Reproduce the listing below without changes, except that pictures are left out.

Recorded data:
▼▼▼
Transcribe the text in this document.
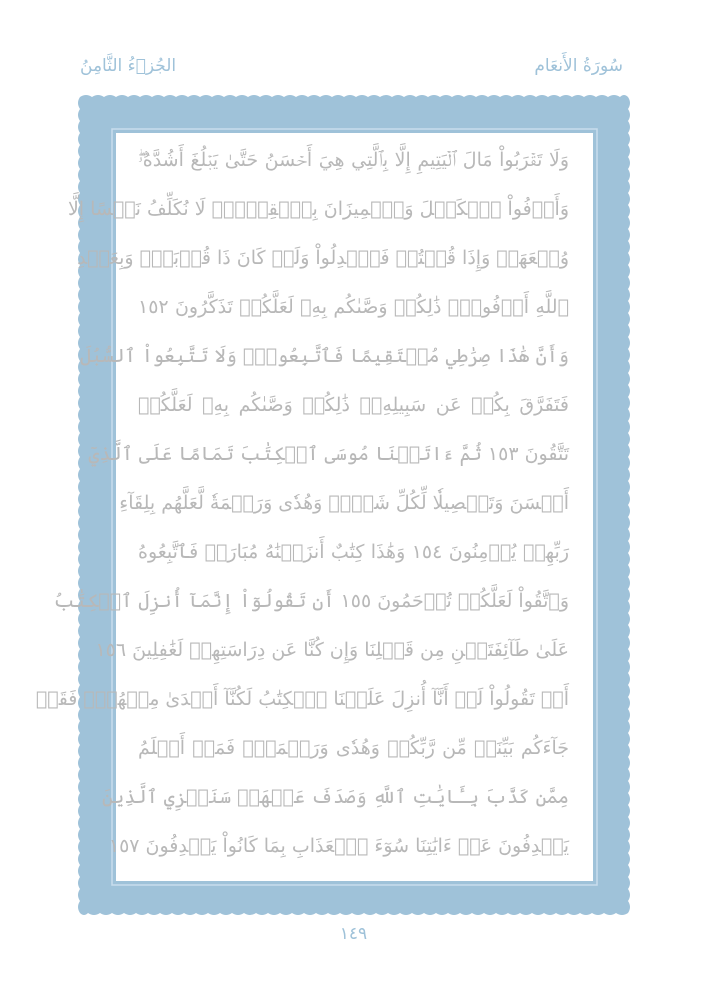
سُورَةُ الأَنعَام
الجُزۡءُ الثَّامِنُ
وَلَا تَقۡرَبُواْ مَالَ ٱلۡيَتِيمِ إِلَّا بِٱلَّتِي هِيَ أَحۡسَنُ حَتَّىٰ يَبۡلُغَ أَشُدَّهُۥۖ
وَأَوۡفُواْ ٱلۡكَيۡلَ وَٱلۡمِيزَانَ بِٱلۡقِسۡطِۖ لَا نُكَلِّفُ نَفۡسًا إِلَّا
وُسۡعَهَاۖ وَإِذَا قُلۡتُمۡ فَٱعۡدِلُواْ وَلَوۡ كَانَ ذَا قُرۡبَىٰۖ وَبِعَهۡدِ
ٱللَّهِ أَوۡفُواْۚ ذَٰلِكُمۡ وَصَّىٰكُم بِهِۦ لَعَلَّكُمۡ تَذَكَّرُونَ ١٥٢
وَأَنَّ هَٰذَا صِرَٰطِي مُسۡتَقِيمًا فَٱتَّبِعُوهُۖ وَلَا تَتَّبِعُواْ ٱلسُّبُلَ
فَتَفَرَّقَ بِكُمۡ عَن سَبِيلِهِۦۚ ذَٰلِكُمۡ وَصَّىٰكُم بِهِۦ لَعَلَّكُمۡ
تَتَّقُونَ ١٥٣ ثُمَّ ءَاتَيۡنَا مُوسَى ٱلۡكِتَٰبَ تَمَامًا عَلَى ٱلَّذِيٓ
أَحۡسَنَ وَتَفۡصِيلٗا لِّكُلِّ شَيۡءٖ وَهُدٗى وَرَحۡمَةٗ لَّعَلَّهُم بِلِقَآءِ
رَبِّهِمۡ يُؤۡمِنُونَ ١٥٤ وَهَٰذَا كِتَٰبٌ أَنزَلۡنَٰهُ مُبَارَكٞ فَٱتَّبِعُوهُ
وَٱتَّقُواْ لَعَلَّكُمۡ تُرۡحَمُونَ ١٥٥ أَن تَقُولُوٓاْ إِنَّمَآ أُنزِلَ ٱلۡكِتَٰبُ
عَلَىٰ طَآئِفَتَيۡنِ مِن قَبۡلِنَا وَإِن كُنَّا عَن دِرَاسَتِهِمۡ لَغَٰفِلِينَ ١٥٦
أَوۡ تَقُولُواْ لَوۡ أَنَّآ أُنزِلَ عَلَيۡنَا ٱلۡكِتَٰبُ لَكُنَّآ أَهۡدَىٰ مِنۡهُمۡۚ فَقَدۡ
جَآءَكُم بَيِّنَةٞ مِّن رَّبِّكُمۡ وَهُدٗى وَرَحۡمَةٞۚ فَمَنۡ أَظۡلَمُ
مِمَّن كَذَّبَ بِـَٔايَٰتِ ٱللَّهِ وَصَدَفَ عَنۡهَاۗ سَنَجۡزِي ٱلَّذِينَ
يَصۡدِفُونَ عَنۡ ءَايَٰتِنَا سُوٓءَ ٱلۡعَذَابِ بِمَا كَانُواْ يَصۡدِفُونَ ١٥٧
١٤٩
▲▲▲
Result below ->
Transcribe the text in this document.
سُورَةُ الأَنعَام
الجُزۡءُ الثَّامِنُ
وَلَا تَقۡرَبُواْ مَالَ ٱلۡيَتِيمِ إِلَّا بِٱلَّتِي هِيَ أَحۡسَنُ حَتَّىٰ يَبۡلُغَ أَشُدَّهُۥۖ
وَأَوۡفُواْ ٱلۡكَيۡلَ وَٱلۡمِيزَانَ بِٱلۡقِسۡطِۖ لَا نُكَلِّفُ نَفۡسًا إِلَّا
وُسۡعَهَاۖ وَإِذَا قُلۡتُمۡ فَٱعۡدِلُواْ وَلَوۡ كَانَ ذَا قُرۡبَىٰۖ وَبِعَهۡدِ
ٱللَّهِ أَوۡفُواْۚ ذَٰلِكُمۡ وَصَّىٰكُم بِهِۦ لَعَلَّكُمۡ تَذَكَّرُونَ ١٥٢
وَأَنَّ هَٰذَا صِرَٰطِي مُسۡتَقِيمًا فَٱتَّبِعُوهُۖ وَلَا تَتَّبِعُواْ ٱلسُّبُلَ
فَتَفَرَّقَ بِكُمۡ عَن سَبِيلِهِۦۚ ذَٰلِكُمۡ وَصَّىٰكُم بِهِۦ لَعَلَّكُمۡ
تَتَّقُونَ ١٥٣ ثُمَّ ءَاتَيۡنَا مُوسَى ٱلۡكِتَٰبَ تَمَامًا عَلَى ٱلَّذِيٓ
أَحۡسَنَ وَتَفۡصِيلٗا لِّكُلِّ شَيۡءٖ وَهُدٗى وَرَحۡمَةٗ لَّعَلَّهُم بِلِقَآءِ
رَبِّهِمۡ يُؤۡمِنُونَ ١٥٤ وَهَٰذَا كِتَٰبٌ أَنزَلۡنَٰهُ مُبَارَكٞ فَٱتَّبِعُوهُ
وَٱتَّقُواْ لَعَلَّكُمۡ تُرۡحَمُونَ ١٥٥ أَن تَقُولُوٓاْ إِنَّمَآ أُنزِلَ ٱلۡكِتَٰبُ
عَلَىٰ طَآئِفَتَيۡنِ مِن قَبۡلِنَا وَإِن كُنَّا عَن دِرَاسَتِهِمۡ لَغَٰفِلِينَ ١٥٦
أَوۡ تَقُولُواْ لَوۡ أَنَّآ أُنزِلَ عَلَيۡنَا ٱلۡكِتَٰبُ لَكُنَّآ أَهۡدَىٰ مِنۡهُمۡۚ فَقَدۡ
جَآءَكُم بَيِّنَةٞ مِّن رَّبِّكُمۡ وَهُدٗى وَرَحۡمَةٞۚ فَمَنۡ أَظۡلَمُ
مِمَّن كَذَّبَ بِـَٔايَٰتِ ٱللَّهِ وَصَدَفَ عَنۡهَاۗ سَنَجۡزِي ٱلَّذِينَ
يَصۡدِفُونَ عَنۡ ءَايَٰتِنَا سُوٓءَ ٱلۡعَذَابِ بِمَا كَانُواْ يَصۡدِفُونَ ١٥٧
١٤٩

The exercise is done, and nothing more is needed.